▶ [DATA RECORDS]:
● ● ●

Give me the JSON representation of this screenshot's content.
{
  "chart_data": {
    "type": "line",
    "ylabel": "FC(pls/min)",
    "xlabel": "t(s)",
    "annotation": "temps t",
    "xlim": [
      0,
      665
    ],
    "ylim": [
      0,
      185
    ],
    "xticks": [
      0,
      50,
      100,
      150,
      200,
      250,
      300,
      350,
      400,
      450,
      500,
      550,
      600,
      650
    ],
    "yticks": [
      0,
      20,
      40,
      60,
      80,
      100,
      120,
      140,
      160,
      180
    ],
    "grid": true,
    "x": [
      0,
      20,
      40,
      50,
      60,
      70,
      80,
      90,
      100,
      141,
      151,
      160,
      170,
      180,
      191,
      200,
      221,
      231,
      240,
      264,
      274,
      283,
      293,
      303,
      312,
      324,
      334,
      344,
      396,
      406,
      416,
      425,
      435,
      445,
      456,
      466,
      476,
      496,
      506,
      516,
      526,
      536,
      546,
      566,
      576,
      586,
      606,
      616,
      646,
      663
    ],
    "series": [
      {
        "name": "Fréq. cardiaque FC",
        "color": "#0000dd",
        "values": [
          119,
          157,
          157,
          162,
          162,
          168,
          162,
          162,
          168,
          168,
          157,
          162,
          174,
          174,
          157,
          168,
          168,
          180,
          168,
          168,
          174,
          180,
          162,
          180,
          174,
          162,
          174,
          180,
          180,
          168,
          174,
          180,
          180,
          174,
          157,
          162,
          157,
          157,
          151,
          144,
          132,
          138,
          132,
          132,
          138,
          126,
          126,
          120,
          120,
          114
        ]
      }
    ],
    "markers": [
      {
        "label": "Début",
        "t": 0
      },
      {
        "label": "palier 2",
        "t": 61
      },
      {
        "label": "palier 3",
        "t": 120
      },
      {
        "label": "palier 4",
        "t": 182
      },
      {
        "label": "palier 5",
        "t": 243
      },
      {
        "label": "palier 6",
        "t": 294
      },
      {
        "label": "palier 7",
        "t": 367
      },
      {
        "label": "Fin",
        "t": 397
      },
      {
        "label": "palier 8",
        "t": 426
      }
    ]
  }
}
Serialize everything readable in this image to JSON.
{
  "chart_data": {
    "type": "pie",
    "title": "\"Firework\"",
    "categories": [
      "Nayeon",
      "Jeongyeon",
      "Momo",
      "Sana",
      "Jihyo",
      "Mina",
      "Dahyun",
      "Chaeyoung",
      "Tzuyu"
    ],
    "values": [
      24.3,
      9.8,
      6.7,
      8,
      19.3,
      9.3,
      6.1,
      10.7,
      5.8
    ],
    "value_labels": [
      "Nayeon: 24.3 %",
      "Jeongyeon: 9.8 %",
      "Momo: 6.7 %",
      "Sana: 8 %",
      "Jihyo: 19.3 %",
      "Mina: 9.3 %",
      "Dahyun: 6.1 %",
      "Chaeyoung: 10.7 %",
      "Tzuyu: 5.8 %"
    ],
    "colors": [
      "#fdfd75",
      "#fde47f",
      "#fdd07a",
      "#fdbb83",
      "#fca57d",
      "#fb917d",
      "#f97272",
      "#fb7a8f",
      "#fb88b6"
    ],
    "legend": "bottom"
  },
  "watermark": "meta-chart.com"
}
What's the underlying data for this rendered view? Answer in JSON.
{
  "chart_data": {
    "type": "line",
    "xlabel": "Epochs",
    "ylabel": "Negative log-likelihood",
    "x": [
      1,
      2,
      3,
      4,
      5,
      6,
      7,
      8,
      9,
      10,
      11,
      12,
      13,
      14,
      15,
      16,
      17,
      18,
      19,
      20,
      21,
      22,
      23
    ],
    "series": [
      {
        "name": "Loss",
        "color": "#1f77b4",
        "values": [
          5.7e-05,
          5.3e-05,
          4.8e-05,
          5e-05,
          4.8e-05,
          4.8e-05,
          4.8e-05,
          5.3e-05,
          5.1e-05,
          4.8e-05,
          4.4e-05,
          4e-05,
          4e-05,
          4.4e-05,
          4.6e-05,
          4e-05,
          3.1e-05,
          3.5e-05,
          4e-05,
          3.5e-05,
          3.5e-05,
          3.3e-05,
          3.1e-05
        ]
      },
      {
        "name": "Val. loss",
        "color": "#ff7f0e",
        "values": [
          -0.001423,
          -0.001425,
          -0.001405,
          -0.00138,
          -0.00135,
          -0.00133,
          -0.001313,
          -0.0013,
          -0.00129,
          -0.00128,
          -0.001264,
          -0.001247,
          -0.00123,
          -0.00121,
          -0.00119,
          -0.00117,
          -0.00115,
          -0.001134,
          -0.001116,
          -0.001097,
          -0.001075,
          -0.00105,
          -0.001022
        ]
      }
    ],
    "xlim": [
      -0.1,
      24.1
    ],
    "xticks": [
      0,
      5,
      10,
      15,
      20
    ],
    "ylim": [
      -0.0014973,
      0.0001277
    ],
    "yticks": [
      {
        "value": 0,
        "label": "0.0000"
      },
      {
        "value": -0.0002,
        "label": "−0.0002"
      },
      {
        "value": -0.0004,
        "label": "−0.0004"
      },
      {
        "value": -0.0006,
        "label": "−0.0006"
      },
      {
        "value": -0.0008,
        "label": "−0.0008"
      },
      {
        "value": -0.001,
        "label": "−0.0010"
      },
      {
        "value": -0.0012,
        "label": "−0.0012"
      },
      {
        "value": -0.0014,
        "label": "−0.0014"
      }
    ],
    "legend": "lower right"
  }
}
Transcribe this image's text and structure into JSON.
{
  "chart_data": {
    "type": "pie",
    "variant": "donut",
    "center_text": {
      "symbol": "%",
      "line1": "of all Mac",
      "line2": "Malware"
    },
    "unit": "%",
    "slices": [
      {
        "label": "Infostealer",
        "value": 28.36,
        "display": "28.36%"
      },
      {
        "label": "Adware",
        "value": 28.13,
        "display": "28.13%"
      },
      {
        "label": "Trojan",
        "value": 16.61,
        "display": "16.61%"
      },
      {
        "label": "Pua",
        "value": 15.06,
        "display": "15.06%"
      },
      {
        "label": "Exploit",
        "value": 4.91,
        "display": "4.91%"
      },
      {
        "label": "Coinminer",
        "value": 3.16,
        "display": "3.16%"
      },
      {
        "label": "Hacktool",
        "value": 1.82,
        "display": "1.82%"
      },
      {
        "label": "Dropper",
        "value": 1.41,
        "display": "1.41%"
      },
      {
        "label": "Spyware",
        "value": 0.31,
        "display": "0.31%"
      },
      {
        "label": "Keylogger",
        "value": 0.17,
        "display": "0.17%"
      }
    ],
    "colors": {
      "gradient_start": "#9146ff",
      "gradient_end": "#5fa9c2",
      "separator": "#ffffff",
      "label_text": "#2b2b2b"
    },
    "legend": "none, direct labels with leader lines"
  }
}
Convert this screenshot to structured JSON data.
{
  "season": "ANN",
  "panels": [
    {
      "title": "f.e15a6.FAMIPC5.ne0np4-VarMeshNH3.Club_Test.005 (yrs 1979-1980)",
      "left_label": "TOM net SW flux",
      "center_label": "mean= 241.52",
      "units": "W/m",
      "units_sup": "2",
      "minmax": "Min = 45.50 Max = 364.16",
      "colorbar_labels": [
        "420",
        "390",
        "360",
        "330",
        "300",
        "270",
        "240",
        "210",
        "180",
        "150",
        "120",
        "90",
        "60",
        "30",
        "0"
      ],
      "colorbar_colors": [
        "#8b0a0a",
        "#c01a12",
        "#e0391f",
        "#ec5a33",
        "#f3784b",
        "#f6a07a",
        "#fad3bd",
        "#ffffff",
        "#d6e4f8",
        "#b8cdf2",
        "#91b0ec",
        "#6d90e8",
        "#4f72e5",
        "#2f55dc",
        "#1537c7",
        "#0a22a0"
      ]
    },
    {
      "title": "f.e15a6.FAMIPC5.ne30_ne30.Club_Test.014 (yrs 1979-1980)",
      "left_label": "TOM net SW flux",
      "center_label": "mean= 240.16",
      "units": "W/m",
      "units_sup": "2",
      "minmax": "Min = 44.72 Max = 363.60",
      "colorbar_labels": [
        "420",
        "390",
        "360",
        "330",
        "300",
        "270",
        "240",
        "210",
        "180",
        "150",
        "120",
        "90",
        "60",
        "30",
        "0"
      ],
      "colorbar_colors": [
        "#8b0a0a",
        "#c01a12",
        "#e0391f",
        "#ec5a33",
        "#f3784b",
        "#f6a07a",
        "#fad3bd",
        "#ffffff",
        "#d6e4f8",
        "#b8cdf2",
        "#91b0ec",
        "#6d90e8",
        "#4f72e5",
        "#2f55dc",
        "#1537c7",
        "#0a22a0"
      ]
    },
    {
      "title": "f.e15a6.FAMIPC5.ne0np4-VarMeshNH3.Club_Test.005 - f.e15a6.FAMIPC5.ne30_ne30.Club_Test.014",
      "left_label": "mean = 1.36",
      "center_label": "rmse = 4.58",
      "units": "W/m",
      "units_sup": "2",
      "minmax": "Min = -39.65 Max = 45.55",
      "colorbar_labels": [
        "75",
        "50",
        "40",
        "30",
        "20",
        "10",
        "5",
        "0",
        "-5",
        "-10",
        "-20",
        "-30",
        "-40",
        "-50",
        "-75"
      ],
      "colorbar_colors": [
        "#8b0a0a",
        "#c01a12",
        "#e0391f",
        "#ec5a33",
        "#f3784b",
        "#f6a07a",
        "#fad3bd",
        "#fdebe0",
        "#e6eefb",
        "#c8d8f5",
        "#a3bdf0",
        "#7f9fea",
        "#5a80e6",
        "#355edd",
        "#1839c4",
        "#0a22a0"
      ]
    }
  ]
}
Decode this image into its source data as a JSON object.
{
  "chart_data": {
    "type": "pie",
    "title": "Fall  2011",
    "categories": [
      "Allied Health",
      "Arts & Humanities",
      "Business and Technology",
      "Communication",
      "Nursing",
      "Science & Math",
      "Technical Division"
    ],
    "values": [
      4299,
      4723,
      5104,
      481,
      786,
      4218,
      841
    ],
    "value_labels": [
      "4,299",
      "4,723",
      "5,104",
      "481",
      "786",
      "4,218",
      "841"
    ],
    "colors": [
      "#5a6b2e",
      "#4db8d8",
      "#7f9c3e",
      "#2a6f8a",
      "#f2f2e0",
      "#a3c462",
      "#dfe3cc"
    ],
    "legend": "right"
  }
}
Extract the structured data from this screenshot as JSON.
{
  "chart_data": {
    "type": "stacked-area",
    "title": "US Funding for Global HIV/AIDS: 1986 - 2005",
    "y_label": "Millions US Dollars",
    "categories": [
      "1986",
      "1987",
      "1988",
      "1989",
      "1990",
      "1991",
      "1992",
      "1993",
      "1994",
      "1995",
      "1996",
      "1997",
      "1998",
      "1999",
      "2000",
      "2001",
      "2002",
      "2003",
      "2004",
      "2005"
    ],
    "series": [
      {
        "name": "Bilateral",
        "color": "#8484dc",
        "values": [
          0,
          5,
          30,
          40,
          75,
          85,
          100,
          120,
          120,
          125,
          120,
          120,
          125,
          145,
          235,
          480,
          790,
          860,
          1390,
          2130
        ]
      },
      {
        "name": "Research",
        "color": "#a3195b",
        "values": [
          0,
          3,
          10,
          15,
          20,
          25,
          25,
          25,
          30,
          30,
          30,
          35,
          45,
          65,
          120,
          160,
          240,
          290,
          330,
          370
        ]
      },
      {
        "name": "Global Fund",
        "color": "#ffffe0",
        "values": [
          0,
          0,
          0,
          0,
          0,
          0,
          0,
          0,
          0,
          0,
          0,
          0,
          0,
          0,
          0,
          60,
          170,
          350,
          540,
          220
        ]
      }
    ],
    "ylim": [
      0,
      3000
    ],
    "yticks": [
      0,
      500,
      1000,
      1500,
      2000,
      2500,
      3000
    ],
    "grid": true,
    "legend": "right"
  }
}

● ● ●

Only the number is wanted: how many lines above include the word "into"?

2